→ Instructions for the task
Count the lines in the data below that have "Behandlungen" in them, and reply with only that number.

Dataset entries for page text
- - -

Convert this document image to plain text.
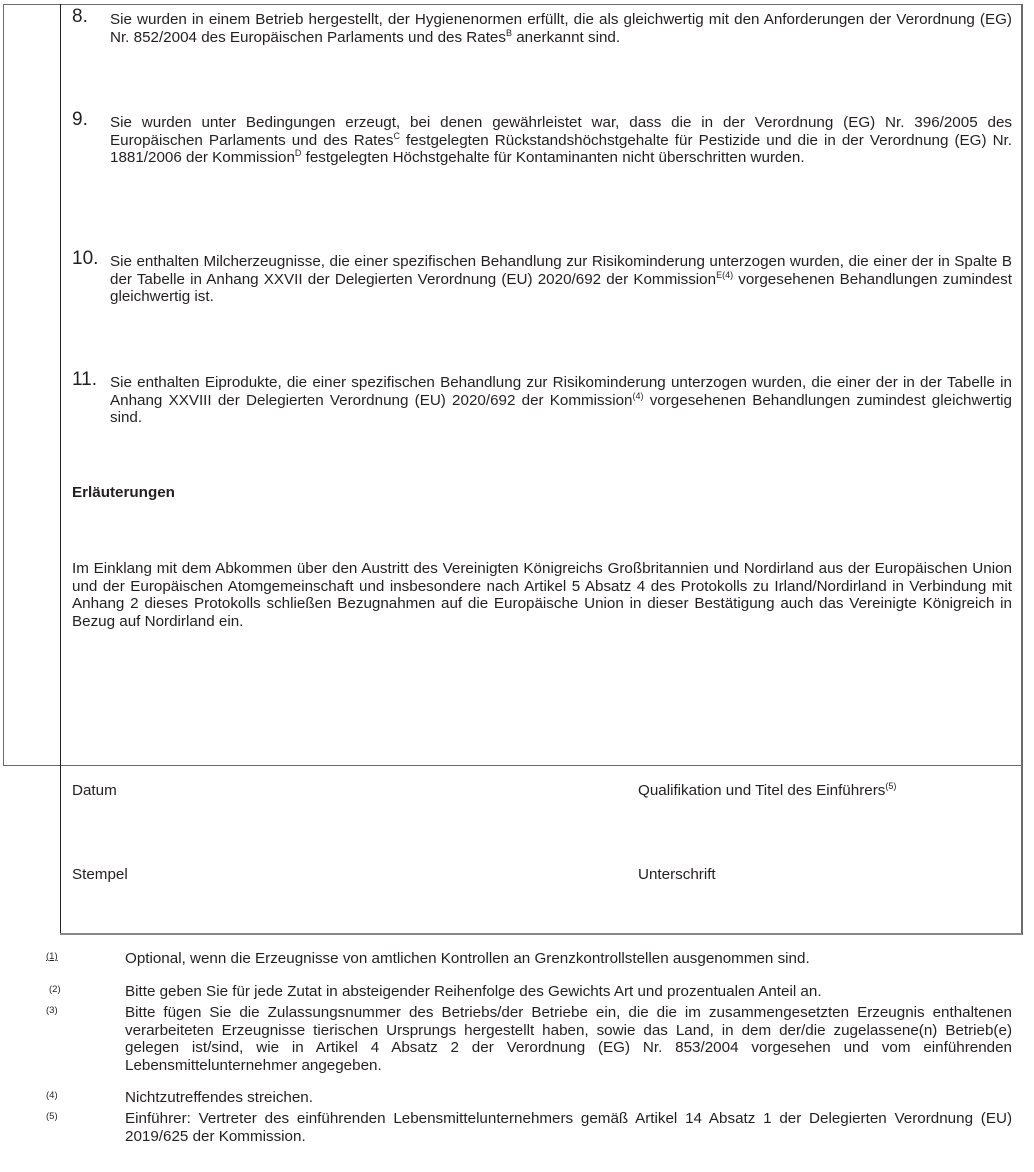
8. Sie wurden in einem Betrieb hergestellt, der Hygienenormen erfüllt, die als gleichwertig mit den Anforderungen der Verordnung (EG) Nr. 852/2004 des Europäischen Parlaments und des Rates$^B$ anerkannt sind.
9. Sie wurden unter Bedingungen erzeugt, bei denen gewährleistet war, dass die in der Verordnung (EG) Nr. 396/2005 des Europäischen Parlaments und des Rates$^C$ festgelegten Rückstandshöchstgehalte für Pestizide und die in der Verordnung (EG) Nr. 1881/2006 der Kommission$^D$ festgelegten Höchstgehalte für Kontaminanten nicht überschritten wurden.
10. Sie enthalten Milcherzeugnisse, die einer spezifischen Behandlung zur Risikominderung unterzogen wurden, die einer der in Spalte B der Tabelle in Anhang XXVII der Delegierten Verordnung (EU) 2020/692 der Kommission$^{E(4)}$ vorgesehenen Behandlungen zumindest gleichwertig ist.
11. Sie enthalten Eiprodukte, die einer spezifischen Behandlung zur Risikominderung unterzogen wurden, die einer der in der Tabelle in Anhang XXVIII der Delegierten Verordnung (EU) 2020/692 der Kommission$^{(4)}$ vorgesehenen Behandlungen zumindest gleichwertig sind.
Erläuterungen
Im Einklang mit dem Abkommen über den Austritt des Vereinigten Königreichs Großbritannien und Nordirland aus der Europäischen Union und der Europäischen Atomgemeinschaft und insbesondere nach Artikel 5 Absatz 4 des Protokolls zu Irland/Nordirland in Verbindung mit Anhang 2 dieses Protokolls schließen Bezugnahmen auf die Europäische Union in dieser Bestätigung auch das Vereinigte Königreich in Bezug auf Nordirland ein.
Datum	Qualifikation und Titel des Einführers$^{(5)}$
Stempel	Unterschrift
(1)	Optional, wenn die Erzeugnisse von amtlichen Kontrollen an Grenzkontrollstellen ausgenommen sind.
(2)	Bitte geben Sie für jede Zutat in absteigender Reihenfolge des Gewichts Art und prozentualen Anteil an.
(3)	Bitte fügen Sie die Zulassungsnummer des Betriebs/der Betriebe ein, die die im zusammengesetzten Erzeugnis enthaltenen verarbeiteten Erzeugnisse tierischen Ursprungs hergestellt haben, sowie das Land, in dem der/die zugelassene(n) Betrieb(e) gelegen ist/sind, wie in Artikel 4 Absatz 2 der Verordnung (EG) Nr. 853/2004 vorgesehen und vom einführenden Lebensmittelunternehmer angegeben.
(4)	Nichtzutreffendes streichen.
(5)	Einführer: Vertreter des einführenden Lebensmittelunternehmers gemäß Artikel 14 Absatz 1 der Delegierten Verordnung (EU) 2019/625 der Kommission.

- - -

→ Task solution
2